*Set exercise:* Below are some entries. Output each one exactly as it appears.

*Data lines:*
....

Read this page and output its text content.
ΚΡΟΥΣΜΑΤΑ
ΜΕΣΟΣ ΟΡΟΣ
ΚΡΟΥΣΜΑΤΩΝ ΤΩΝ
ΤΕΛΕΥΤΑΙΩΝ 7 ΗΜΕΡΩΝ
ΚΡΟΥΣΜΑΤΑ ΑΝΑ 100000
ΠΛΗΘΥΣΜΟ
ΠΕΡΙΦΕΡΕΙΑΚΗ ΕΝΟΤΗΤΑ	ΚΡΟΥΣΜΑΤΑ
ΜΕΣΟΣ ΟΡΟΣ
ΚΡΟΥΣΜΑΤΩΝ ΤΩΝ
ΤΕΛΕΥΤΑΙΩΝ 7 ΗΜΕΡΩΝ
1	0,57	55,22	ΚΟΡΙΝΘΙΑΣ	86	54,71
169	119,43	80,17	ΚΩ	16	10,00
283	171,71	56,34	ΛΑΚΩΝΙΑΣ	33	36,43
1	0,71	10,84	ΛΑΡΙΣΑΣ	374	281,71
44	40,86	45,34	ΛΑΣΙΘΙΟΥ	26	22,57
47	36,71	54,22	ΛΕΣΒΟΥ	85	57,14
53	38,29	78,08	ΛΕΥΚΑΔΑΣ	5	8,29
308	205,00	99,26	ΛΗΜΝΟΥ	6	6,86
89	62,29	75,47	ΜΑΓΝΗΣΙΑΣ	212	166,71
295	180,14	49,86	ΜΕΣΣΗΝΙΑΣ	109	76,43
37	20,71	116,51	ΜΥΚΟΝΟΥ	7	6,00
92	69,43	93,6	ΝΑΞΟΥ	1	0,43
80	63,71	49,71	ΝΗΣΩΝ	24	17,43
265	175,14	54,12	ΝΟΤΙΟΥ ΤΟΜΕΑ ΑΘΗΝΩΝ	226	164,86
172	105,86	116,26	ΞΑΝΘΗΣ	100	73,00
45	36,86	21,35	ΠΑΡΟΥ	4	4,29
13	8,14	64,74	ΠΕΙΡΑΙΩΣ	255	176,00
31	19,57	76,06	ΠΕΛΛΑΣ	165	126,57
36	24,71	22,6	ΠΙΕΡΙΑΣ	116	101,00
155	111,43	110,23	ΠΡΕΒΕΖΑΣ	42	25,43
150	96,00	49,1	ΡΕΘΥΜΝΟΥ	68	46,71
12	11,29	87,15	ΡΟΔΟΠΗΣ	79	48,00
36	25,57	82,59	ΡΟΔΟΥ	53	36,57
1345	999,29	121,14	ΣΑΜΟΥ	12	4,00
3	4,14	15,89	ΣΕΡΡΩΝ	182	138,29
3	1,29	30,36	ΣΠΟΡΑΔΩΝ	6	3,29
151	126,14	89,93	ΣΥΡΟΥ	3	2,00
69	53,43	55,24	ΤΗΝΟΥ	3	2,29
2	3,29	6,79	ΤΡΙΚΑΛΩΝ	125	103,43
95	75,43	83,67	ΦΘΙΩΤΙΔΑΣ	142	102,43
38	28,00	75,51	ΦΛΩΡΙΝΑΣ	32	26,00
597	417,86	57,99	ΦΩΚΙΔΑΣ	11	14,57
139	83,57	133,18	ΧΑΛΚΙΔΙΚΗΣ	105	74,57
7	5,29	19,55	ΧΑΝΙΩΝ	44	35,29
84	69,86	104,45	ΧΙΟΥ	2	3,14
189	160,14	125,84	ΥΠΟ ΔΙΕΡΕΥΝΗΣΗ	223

....

*Solution to this exercise:*
Read this page and output its text content.
ΚΡΟΥΣΜΑΤΑ
ΜΕΣΟΣ ΟΡΟΣ
ΚΡΟΥΣΜΑΤΩΝ ΤΩΝ
ΤΕΛΕΥΤΑΙΩΝ 7 ΗΜΕΡΩΝ
ΚΡΟΥΣΜΑΤΑ ΑΝΑ 100000
ΠΛΗΘΥΣΜΟ
ΠΕΡΙΦΕΡΕΙΑΚΗ ΕΝΟΤΗΤΑ	ΚΡΟΥΣΜΑΤΑ
ΜΕΣΟΣ ΟΡΟΣ
ΚΡΟΥΣΜΑΤΩΝ ΤΩΝ
ΤΕΛΕΥΤΑΙΩΝ 7 ΗΜΕΡΩΝ
1	0,57	55,22	ΚΟΡΙΝΘΙΑΣ	86	54,71
169	119,43	80,17	ΚΩ	16	10,00
283	171,71	56,34	ΛΑΚΩΝΙΑΣ	33	36,43
1	0,71	10,84	ΛΑΡΙΣΑΣ	374	281,71
44	40,86	45,34	ΛΑΣΙΘΙΟΥ	26	22,57
47	36,71	54,22	ΛΕΣΒΟΥ	85	57,14
53	38,29	78,08	ΛΕΥΚΑΔΑΣ	5	8,29
308	205,00	99,26	ΛΗΜΝΟΥ	6	6,86
89	62,29	75,47	ΜΑΓΝΗΣΙΑΣ	212	166,71
295	180,14	49,86	ΜΕΣΣΗΝΙΑΣ	109	76,43
37	20,71	116,51	ΜΥΚΟΝΟΥ	7	6,00
92	69,43	93,6	ΝΑΞΟΥ	1	0,43
80	63,71	49,71	ΝΗΣΩΝ	24	17,43
265	175,14	54,12	ΝΟΤΙΟΥ ΤΟΜΕΑ ΑΘΗΝΩΝ	226	164,86
172	105,86	116,26	ΞΑΝΘΗΣ	100	73,00
45	36,86	21,35	ΠΑΡΟΥ	4	4,29
13	8,14	64,74	ΠΕΙΡΑΙΩΣ	255	176,00
31	19,57	76,06	ΠΕΛΛΑΣ	165	126,57
36	24,71	22,6	ΠΙΕΡΙΑΣ	116	101,00
155	111,43	110,23	ΠΡΕΒΕΖΑΣ	42	25,43
150	96,00	49,1	ΡΕΘΥΜΝΟΥ	68	46,71
12	11,29	87,15	ΡΟΔΟΠΗΣ	79	48,00
36	25,57	82,59	ΡΟΔΟΥ	53	36,57
1345	999,29	121,14	ΣΑΜΟΥ	12	4,00
3	4,14	15,89	ΣΕΡΡΩΝ	182	138,29
3	1,29	30,36	ΣΠΟΡΑΔΩΝ	6	3,29
151	126,14	89,93	ΣΥΡΟΥ	3	2,00
69	53,43	55,24	ΤΗΝΟΥ	3	2,29
2	3,29	6,79	ΤΡΙΚΑΛΩΝ	125	103,43
95	75,43	83,67	ΦΘΙΩΤΙΔΑΣ	142	102,43
38	28,00	75,51	ΦΛΩΡΙΝΑΣ	32	26,00
597	417,86	57,99	ΦΩΚΙΔΑΣ	11	14,57
139	83,57	133,18	ΧΑΛΚΙΔΙΚΗΣ	105	74,57
7	5,29	19,55	ΧΑΝΙΩΝ	44	35,29
84	69,86	104,45	ΧΙΟΥ	2	3,14
189	160,14	125,84	ΥΠΟ ΔΙΕΡΕΥΝΗΣΗ	223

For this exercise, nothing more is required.